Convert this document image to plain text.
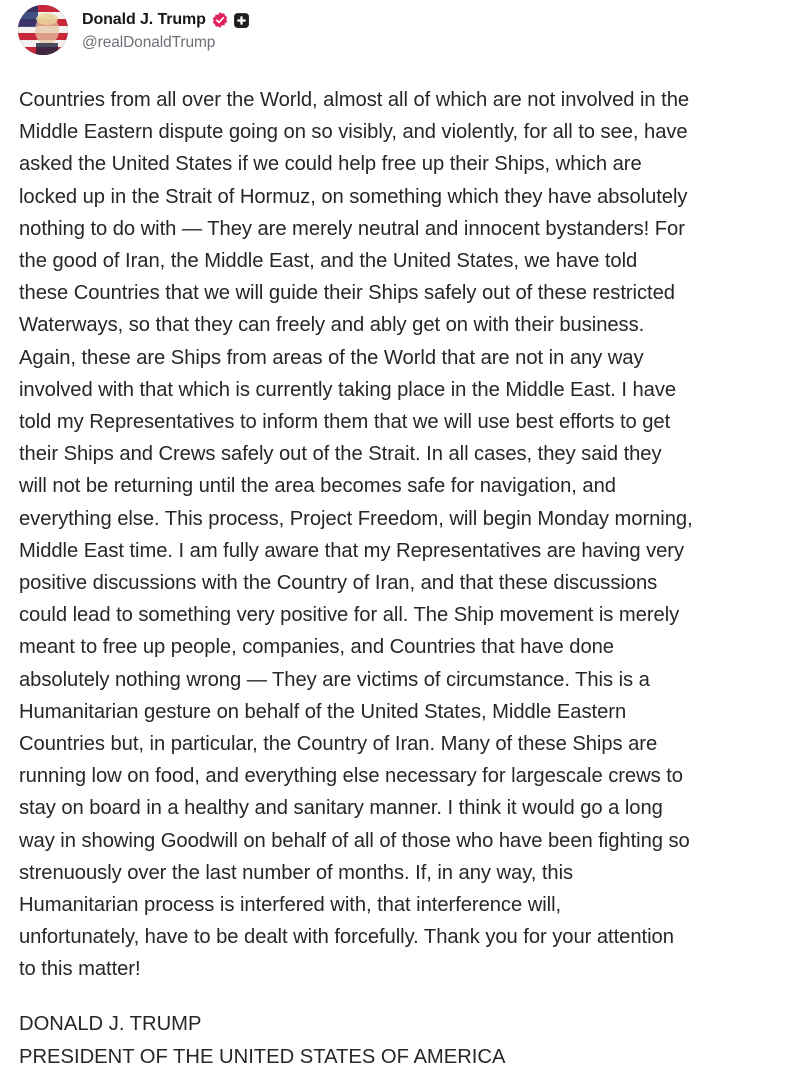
Donald J. Trump
@realDonaldTrump
Countries from all over the World, almost all of which are not involved in the
Middle Eastern dispute going on so visibly, and violently, for all to see, have
asked the United States if we could help free up their Ships, which are
locked up in the Strait of Hormuz, on something which they have absolutely
nothing to do with — They are merely neutral and innocent bystanders! For
the good of Iran, the Middle East, and the United States, we have told
these Countries that we will guide their Ships safely out of these restricted
Waterways, so that they can freely and ably get on with their business.
Again, these are Ships from areas of the World that are not in any way
involved with that which is currently taking place in the Middle East. I have
told my Representatives to inform them that we will use best efforts to get
their Ships and Crews safely out of the Strait. In all cases, they said they
will not be returning until the area becomes safe for navigation, and
everything else. This process, Project Freedom, will begin Monday morning,
Middle East time. I am fully aware that my Representatives are having very
positive discussions with the Country of Iran, and that these discussions
could lead to something very positive for all. The Ship movement is merely
meant to free up people, companies, and Countries that have done
absolutely nothing wrong — They are victims of circumstance. This is a
Humanitarian gesture on behalf of the United States, Middle Eastern
Countries but, in particular, the Country of Iran. Many of these Ships are
running low on food, and everything else necessary for largescale crews to
stay on board in a healthy and sanitary manner. I think it would go a long
way in showing Goodwill on behalf of all of those who have been fighting so
strenuously over the last number of months. If, in any way, this
Humanitarian process is interfered with, that interference will,
unfortunately, have to be dealt with forcefully. Thank you for your attention
to this matter!
DONALD J. TRUMP
PRESIDENT OF THE UNITED STATES OF AMERICA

☆ ☆ ☆

• [DIRECTIONS FOR THIS TASK]: Look for the word "could" in every line of the listing and copy the lines that have it.

• [THE ANSWER]:
asked the United States if we could help free up their Ships, which are
could lead to something very positive for all. The Ship movement is merely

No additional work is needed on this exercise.